··· Items ···

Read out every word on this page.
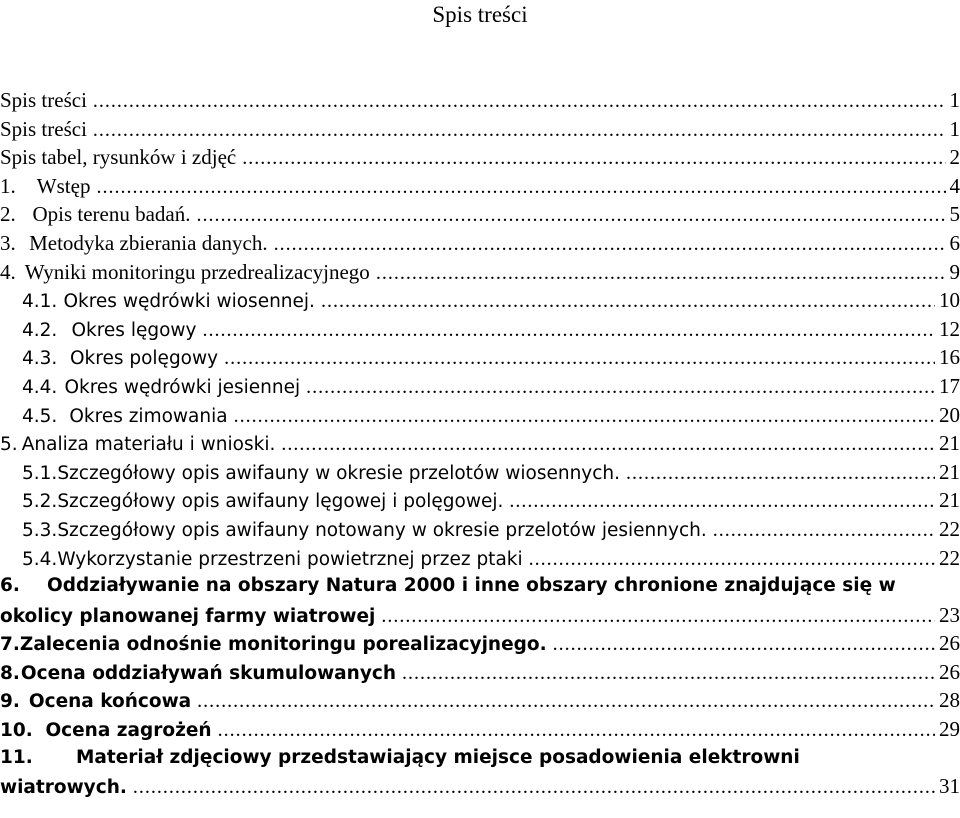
Spis treści
Spis treści .....	1
Spis treści .....	1
Spis tabel, rysunków i zdjęć .....	2
1.	Wstęp .....	4
2. Opis terenu badań. .....	5
3. Metodyka zbierania danych. .....	6
4. Wyniki monitoringu przedrealizacyjnego .....	9
4.1. Okres wędrówki wiosennej. .....	10
4.2. Okres lęgowy .....	12
4.3. Okres polęgowy .....	16
4.4. Okres wędrówki jesiennej .....	17
4.5. Okres zimowania .....	20
5. Analiza materiału i wnioski. .....	21
5.1. Szczegółowy opis awifauny w okresie przelotów wiosennych. .....	21
5.2. Szczegółowy opis awifauny lęgowej i polęgowej. .....	21
5.3. Szczegółowy opis awifauny notowany w okresie przelotów jesiennych. .....	22
5.4. Wykorzystanie przestrzeni powietrznej przez ptaki .....	22
6. Oddziaływanie na obszary Natura 2000 i inne obszary chronione znajdujące się w
okolicy planowanej farmy wiatrowej .....	23
7. Zalecenia odnośnie monitoringu porealizacyjnego. .....	26
8. Ocena oddziaływań skumulowanych .....	26
9. Ocena końcowa .....	28
10. Ocena zagrożeń .....	29
11. Materiał zdjęciowy przedstawiający miejsce posadowienia elektrowni
wiatrowych. .....	31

···

**Task goal**
Print all the records again exactly; do not include any picture.

**Answer below**
Read out every word on this page.
Spis treści
Spis treści .....	1
Spis treści .....	1
Spis tabel, rysunków i zdjęć .....	2
1.	Wstęp .....	4
2. Opis terenu badań. .....	5
3. Metodyka zbierania danych. .....	6
4. Wyniki monitoringu przedrealizacyjnego .....	9
4.1. Okres wędrówki wiosennej. .....	10
4.2. Okres lęgowy .....	12
4.3. Okres polęgowy .....	16
4.4. Okres wędrówki jesiennej .....	17
4.5. Okres zimowania .....	20
5. Analiza materiału i wnioski. .....	21
5.1. Szczegółowy opis awifauny w okresie przelotów wiosennych. .....	21
5.2. Szczegółowy opis awifauny lęgowej i polęgowej. .....	21
5.3. Szczegółowy opis awifauny notowany w okresie przelotów jesiennych. .....	22
5.4. Wykorzystanie przestrzeni powietrznej przez ptaki .....	22
6. Oddziaływanie na obszary Natura 2000 i inne obszary chronione znajdujące się w
okolicy planowanej farmy wiatrowej .....	23
7. Zalecenia odnośnie monitoringu porealizacyjnego. .....	26
8. Ocena oddziaływań skumulowanych .....	26
9. Ocena końcowa .....	28
10. Ocena zagrożeń .....	29
11. Materiał zdjęciowy przedstawiający miejsce posadowienia elektrowni
wiatrowych. .....	31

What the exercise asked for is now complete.